## BEGIN THE DATA

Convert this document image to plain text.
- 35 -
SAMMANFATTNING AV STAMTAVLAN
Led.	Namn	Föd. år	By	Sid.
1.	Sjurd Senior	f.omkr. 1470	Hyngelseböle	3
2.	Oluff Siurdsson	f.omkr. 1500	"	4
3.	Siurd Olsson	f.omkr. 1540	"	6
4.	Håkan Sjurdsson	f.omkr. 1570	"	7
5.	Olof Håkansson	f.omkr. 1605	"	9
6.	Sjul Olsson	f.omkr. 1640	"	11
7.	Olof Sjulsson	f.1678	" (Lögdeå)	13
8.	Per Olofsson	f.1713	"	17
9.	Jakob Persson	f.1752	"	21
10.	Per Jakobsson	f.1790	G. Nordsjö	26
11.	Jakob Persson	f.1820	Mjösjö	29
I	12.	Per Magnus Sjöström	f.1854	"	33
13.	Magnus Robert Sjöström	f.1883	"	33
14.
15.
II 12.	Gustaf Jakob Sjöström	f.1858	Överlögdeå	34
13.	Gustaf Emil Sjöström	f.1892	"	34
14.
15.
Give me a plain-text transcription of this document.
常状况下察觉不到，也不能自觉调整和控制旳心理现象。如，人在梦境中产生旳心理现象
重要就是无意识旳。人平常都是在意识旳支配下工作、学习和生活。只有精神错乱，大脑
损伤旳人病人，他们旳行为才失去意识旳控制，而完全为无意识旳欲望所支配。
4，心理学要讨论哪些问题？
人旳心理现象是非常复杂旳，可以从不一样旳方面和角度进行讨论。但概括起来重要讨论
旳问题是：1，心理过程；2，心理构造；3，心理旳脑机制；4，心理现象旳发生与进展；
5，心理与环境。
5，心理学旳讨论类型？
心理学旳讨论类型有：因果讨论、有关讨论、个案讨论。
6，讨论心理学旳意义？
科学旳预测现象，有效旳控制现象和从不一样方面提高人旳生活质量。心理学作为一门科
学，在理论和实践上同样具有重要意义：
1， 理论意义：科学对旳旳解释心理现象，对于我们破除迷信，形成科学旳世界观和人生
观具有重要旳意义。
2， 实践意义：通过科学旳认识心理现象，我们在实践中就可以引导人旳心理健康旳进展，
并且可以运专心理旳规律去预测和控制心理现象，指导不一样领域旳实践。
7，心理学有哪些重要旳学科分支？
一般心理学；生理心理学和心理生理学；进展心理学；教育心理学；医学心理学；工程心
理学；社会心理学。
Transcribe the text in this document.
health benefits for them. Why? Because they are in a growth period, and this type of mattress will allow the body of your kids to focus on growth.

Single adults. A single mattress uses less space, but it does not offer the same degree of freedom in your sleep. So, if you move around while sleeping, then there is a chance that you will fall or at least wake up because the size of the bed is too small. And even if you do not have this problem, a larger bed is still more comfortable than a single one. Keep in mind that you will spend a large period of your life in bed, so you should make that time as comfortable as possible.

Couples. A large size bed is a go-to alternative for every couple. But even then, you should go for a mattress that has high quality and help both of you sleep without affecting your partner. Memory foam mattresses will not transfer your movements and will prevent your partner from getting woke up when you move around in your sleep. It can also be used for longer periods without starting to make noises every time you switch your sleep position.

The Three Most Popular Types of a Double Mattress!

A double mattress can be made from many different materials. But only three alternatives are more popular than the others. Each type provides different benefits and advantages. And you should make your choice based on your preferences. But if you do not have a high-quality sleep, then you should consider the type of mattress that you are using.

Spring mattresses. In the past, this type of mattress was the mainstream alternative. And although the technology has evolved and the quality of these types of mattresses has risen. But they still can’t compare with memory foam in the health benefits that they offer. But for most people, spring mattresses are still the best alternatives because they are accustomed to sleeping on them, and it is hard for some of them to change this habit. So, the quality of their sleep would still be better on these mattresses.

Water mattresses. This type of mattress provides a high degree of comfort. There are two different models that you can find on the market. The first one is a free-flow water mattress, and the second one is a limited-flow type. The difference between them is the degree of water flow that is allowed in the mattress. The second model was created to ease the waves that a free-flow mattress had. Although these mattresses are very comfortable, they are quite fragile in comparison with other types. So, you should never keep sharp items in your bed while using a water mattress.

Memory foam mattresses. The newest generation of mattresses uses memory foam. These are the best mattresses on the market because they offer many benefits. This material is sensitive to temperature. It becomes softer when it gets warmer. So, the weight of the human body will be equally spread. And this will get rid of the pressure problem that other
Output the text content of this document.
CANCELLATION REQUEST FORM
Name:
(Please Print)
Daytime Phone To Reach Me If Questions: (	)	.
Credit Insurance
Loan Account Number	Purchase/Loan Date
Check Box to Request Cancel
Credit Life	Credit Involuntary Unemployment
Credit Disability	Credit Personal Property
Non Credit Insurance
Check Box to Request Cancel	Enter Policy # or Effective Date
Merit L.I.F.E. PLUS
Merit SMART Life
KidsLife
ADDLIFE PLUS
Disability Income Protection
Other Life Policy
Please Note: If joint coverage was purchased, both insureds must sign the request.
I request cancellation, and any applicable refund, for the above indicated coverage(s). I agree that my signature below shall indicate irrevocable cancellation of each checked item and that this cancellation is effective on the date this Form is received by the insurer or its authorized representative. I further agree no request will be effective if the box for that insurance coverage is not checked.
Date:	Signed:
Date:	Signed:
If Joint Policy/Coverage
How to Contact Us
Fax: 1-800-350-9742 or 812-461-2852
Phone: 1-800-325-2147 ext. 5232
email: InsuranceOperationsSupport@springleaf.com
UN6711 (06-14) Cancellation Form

## END THE DATA

Tally the lines in the entries above that hold the word "omkr". Reply with nothing but that count.

6